(TASK INSTRUCTIONS)
Output the records. Match them exactly.

(RECORD LIST)
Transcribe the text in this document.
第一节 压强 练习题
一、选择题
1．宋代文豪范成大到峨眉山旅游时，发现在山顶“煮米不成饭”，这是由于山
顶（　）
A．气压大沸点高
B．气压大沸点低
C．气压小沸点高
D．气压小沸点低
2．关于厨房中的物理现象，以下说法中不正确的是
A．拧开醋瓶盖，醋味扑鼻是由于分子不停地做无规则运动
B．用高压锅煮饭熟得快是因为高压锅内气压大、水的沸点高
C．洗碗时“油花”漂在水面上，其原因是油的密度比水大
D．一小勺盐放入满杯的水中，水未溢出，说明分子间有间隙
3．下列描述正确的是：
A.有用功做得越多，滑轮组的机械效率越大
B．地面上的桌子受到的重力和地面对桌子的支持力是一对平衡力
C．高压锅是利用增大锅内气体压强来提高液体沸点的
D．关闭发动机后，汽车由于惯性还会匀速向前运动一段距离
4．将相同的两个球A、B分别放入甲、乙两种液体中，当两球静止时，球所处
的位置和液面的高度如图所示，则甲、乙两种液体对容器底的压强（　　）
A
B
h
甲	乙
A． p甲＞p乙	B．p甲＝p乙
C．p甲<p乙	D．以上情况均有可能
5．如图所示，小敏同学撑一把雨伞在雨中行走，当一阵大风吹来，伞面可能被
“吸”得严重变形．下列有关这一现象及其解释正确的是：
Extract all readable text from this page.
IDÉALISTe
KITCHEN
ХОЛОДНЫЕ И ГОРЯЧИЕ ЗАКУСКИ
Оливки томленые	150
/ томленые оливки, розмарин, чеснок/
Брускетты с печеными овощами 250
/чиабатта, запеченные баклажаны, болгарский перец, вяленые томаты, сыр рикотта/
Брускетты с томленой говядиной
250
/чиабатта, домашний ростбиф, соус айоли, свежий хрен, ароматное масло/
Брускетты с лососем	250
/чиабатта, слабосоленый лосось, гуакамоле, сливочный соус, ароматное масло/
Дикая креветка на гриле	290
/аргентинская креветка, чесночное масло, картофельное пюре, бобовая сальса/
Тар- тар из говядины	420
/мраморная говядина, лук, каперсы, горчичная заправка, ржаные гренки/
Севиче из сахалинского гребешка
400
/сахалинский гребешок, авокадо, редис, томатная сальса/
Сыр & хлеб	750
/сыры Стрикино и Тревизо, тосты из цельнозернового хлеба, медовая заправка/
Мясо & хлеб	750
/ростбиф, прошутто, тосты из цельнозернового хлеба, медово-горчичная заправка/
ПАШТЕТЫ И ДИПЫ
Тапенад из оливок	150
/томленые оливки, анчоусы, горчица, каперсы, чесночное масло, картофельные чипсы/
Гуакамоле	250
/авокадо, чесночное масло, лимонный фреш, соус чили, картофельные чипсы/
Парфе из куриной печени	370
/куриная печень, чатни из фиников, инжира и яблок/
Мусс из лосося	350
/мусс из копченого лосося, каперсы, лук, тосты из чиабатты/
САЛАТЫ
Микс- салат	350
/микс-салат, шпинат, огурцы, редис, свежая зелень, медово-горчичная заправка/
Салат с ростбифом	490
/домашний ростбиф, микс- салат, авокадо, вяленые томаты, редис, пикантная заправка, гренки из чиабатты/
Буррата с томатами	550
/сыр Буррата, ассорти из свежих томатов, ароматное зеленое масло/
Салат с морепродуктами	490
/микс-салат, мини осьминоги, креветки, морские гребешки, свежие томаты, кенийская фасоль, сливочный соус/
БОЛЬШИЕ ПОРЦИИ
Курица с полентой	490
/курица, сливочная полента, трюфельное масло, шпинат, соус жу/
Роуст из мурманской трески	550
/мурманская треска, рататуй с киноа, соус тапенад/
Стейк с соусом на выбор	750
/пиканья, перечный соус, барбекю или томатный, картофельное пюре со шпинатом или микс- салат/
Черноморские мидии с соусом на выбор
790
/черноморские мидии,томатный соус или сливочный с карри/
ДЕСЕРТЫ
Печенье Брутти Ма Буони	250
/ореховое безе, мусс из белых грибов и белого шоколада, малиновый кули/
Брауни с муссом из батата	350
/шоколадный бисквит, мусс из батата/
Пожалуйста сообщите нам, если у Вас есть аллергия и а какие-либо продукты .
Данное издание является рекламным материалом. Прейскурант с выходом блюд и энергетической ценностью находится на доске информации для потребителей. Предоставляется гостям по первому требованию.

(TASK OUTPUT)
Transcribe the text in this document.
第一节 压强 练习题
一、选择题
1．宋代文豪范成大到峨眉山旅游时，发现在山顶“煮米不成饭”，这是由于山
顶（　）
A．气压大沸点高
B．气压大沸点低
C．气压小沸点高
D．气压小沸点低
2．关于厨房中的物理现象，以下说法中不正确的是
A．拧开醋瓶盖，醋味扑鼻是由于分子不停地做无规则运动
B．用高压锅煮饭熟得快是因为高压锅内气压大、水的沸点高
C．洗碗时“油花”漂在水面上，其原因是油的密度比水大
D．一小勺盐放入满杯的水中，水未溢出，说明分子间有间隙
3．下列描述正确的是：
A.有用功做得越多，滑轮组的机械效率越大
B．地面上的桌子受到的重力和地面对桌子的支持力是一对平衡力
C．高压锅是利用增大锅内气体压强来提高液体沸点的
D．关闭发动机后，汽车由于惯性还会匀速向前运动一段距离
4．将相同的两个球A、B分别放入甲、乙两种液体中，当两球静止时，球所处
的位置和液面的高度如图所示，则甲、乙两种液体对容器底的压强（　　）
A
B
h
甲	乙
A． p甲＞p乙	B．p甲＝p乙
C．p甲<p乙	D．以上情况均有可能
5．如图所示，小敏同学撑一把雨伞在雨中行走，当一阵大风吹来，伞面可能被
“吸”得严重变形．下列有关这一现象及其解释正确的是：
Extract all readable text from this page.
IDÉALISTe
KITCHEN
ХОЛОДНЫЕ И ГОРЯЧИЕ ЗАКУСКИ
Оливки томленые	150
/ томленые оливки, розмарин, чеснок/
Брускетты с печеными овощами 250
/чиабатта, запеченные баклажаны, болгарский перец, вяленые томаты, сыр рикотта/
Брускетты с томленой говядиной
250
/чиабатта, домашний ростбиф, соус айоли, свежий хрен, ароматное масло/
Брускетты с лососем	250
/чиабатта, слабосоленый лосось, гуакамоле, сливочный соус, ароматное масло/
Дикая креветка на гриле	290
/аргентинская креветка, чесночное масло, картофельное пюре, бобовая сальса/
Тар- тар из говядины	420
/мраморная говядина, лук, каперсы, горчичная заправка, ржаные гренки/
Севиче из сахалинского гребешка
400
/сахалинский гребешок, авокадо, редис, томатная сальса/
Сыр & хлеб	750
/сыры Стрикино и Тревизо, тосты из цельнозернового хлеба, медовая заправка/
Мясо & хлеб	750
/ростбиф, прошутто, тосты из цельнозернового хлеба, медово-горчичная заправка/
ПАШТЕТЫ И ДИПЫ
Тапенад из оливок	150
/томленые оливки, анчоусы, горчица, каперсы, чесночное масло, картофельные чипсы/
Гуакамоле	250
/авокадо, чесночное масло, лимонный фреш, соус чили, картофельные чипсы/
Парфе из куриной печени	370
/куриная печень, чатни из фиников, инжира и яблок/
Мусс из лосося	350
/мусс из копченого лосося, каперсы, лук, тосты из чиабатты/
САЛАТЫ
Микс- салат	350
/микс-салат, шпинат, огурцы, редис, свежая зелень, медово-горчичная заправка/
Салат с ростбифом	490
/домашний ростбиф, микс- салат, авокадо, вяленые томаты, редис, пикантная заправка, гренки из чиабатты/
Буррата с томатами	550
/сыр Буррата, ассорти из свежих томатов, ароматное зеленое масло/
Салат с морепродуктами	490
/микс-салат, мини осьминоги, креветки, морские гребешки, свежие томаты, кенийская фасоль, сливочный соус/
БОЛЬШИЕ ПОРЦИИ
Курица с полентой	490
/курица, сливочная полента, трюфельное масло, шпинат, соус жу/
Роуст из мурманской трески	550
/мурманская треска, рататуй с киноа, соус тапенад/
Стейк с соусом на выбор	750
/пиканья, перечный соус, барбекю или томатный, картофельное пюре со шпинатом или микс- салат/
Черноморские мидии с соусом на выбор
790
/черноморские мидии,томатный соус или сливочный с карри/
ДЕСЕРТЫ
Печенье Брутти Ма Буони	250
/ореховое безе, мусс из белых грибов и белого шоколада, малиновый кули/
Брауни с муссом из батата	350
/шоколадный бисквит, мусс из батата/
Пожалуйста сообщите нам, если у Вас есть аллергия и а какие-либо продукты .
Данное издание является рекламным материалом. Прейскурант с выходом блюд и энергетической ценностью находится на доске информации для потребителей. Предоставляется гостям по первому требованию.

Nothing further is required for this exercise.